→ **Job**
Give the count of lines that include the string "authors". Add nothing to it.

-------- Input records

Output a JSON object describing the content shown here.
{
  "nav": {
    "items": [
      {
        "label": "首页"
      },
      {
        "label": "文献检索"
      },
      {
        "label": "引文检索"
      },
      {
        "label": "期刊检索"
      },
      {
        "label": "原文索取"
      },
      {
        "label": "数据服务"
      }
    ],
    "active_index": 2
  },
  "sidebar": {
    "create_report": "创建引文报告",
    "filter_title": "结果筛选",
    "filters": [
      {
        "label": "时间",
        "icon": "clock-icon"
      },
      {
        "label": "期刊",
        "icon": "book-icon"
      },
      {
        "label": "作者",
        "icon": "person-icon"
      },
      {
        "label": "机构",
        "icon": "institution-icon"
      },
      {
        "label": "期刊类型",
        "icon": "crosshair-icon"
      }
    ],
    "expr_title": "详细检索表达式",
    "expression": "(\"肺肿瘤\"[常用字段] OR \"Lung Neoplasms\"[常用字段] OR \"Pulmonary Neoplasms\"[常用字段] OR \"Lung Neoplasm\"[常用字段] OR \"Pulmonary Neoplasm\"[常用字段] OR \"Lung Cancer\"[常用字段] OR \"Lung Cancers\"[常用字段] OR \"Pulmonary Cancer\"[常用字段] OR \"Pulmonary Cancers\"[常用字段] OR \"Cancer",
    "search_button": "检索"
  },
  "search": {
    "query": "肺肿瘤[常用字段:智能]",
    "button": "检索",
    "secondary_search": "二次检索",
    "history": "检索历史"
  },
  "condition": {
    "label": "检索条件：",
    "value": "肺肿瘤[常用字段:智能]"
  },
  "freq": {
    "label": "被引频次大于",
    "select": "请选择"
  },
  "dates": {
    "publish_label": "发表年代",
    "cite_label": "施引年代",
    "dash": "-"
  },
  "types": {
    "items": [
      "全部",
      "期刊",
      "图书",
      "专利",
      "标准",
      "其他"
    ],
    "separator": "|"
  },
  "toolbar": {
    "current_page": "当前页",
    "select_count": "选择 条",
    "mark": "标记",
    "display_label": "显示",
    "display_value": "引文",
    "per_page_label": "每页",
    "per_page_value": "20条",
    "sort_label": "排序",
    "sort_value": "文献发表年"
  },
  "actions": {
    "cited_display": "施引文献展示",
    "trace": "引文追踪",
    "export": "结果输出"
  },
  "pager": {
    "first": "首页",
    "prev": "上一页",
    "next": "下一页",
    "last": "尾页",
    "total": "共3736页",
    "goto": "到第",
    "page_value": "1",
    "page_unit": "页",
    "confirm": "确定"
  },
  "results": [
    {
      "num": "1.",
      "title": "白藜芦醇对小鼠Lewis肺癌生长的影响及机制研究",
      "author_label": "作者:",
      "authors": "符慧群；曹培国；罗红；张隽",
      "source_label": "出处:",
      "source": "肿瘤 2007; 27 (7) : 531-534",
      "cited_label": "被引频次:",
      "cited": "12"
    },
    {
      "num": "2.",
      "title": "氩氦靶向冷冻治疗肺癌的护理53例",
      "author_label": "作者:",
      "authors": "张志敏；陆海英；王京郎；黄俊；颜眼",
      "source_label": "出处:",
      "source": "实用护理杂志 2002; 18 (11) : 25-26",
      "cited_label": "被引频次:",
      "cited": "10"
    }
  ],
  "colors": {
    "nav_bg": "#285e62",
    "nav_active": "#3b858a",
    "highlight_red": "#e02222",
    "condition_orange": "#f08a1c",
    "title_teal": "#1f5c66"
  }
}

----------------

→ **Result of the exercise**
2